* **PROVIDED RECORDS**:
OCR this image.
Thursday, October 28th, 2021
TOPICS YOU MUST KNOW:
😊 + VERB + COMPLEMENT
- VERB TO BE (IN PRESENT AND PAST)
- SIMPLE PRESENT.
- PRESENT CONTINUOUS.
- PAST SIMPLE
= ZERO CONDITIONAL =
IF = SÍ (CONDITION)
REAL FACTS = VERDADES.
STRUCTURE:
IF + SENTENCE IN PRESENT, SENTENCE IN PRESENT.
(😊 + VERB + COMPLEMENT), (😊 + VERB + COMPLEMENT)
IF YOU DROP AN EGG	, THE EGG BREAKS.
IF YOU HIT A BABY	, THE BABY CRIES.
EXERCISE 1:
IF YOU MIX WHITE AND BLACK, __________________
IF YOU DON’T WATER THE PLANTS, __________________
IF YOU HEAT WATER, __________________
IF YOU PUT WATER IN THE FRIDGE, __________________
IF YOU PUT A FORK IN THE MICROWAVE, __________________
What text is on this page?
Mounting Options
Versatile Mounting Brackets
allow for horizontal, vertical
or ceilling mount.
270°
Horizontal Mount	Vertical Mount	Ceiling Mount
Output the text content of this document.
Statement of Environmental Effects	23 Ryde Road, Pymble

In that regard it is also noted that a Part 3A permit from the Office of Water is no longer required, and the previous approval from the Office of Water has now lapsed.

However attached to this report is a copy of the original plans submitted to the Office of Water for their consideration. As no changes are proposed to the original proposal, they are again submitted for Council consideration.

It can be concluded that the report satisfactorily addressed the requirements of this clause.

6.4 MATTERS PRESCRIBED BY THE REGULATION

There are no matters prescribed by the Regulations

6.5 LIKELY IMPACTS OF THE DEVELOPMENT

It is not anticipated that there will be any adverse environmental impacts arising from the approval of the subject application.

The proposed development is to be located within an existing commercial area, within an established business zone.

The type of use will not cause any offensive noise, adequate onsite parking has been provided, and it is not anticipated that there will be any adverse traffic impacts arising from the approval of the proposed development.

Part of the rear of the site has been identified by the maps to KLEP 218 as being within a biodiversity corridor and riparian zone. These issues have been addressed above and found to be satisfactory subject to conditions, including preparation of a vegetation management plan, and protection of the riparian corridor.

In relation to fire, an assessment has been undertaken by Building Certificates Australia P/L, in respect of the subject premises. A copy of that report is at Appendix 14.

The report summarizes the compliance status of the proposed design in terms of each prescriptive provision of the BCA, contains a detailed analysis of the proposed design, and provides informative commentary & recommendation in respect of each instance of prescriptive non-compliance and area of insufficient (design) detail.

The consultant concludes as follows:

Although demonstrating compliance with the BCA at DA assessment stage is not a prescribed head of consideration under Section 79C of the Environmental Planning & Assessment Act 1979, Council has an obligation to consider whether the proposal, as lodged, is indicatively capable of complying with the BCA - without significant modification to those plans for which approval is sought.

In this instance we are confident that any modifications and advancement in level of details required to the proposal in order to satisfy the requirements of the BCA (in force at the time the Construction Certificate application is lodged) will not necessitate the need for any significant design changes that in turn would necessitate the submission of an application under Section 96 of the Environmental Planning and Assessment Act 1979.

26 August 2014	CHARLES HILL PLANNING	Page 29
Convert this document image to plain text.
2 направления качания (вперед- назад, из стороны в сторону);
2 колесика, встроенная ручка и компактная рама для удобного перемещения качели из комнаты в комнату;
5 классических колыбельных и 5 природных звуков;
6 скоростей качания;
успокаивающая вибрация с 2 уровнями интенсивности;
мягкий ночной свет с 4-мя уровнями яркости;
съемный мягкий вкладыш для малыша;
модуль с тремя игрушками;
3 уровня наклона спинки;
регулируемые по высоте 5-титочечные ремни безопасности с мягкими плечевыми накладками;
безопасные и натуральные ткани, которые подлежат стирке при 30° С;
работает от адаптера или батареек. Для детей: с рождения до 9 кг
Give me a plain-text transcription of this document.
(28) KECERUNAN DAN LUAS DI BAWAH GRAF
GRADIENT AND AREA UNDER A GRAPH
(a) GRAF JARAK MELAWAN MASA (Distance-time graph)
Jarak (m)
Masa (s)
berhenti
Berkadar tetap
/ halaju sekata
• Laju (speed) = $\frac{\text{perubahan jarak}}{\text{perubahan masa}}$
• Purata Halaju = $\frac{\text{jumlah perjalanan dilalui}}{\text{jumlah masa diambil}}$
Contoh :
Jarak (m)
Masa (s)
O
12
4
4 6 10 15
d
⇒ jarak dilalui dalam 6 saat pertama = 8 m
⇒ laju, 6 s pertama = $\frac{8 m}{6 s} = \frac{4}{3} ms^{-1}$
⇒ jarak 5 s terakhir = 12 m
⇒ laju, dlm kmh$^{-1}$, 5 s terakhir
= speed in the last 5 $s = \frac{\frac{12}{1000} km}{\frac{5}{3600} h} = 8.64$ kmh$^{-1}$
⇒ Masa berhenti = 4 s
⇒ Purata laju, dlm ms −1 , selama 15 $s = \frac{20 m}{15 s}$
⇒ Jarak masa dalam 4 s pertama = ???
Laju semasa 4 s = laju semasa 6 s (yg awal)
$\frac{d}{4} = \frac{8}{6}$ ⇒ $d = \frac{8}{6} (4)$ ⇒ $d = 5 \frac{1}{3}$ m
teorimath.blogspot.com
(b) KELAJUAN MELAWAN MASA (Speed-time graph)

* **PROMPT**:
Pull out every line of the records that includes the string "copy".

* **WORKED SOLUTION**:
However attached to this report is a copy of the original plans submitted to the Office of Water for their consideration. As no changes are proposed to the original proposal, they are again submitted for Council consideration.
In relation to fire, an assessment has been undertaken by Building Certificates Australia P/L, in respect of the subject premises. A copy of that report is at Appendix 14.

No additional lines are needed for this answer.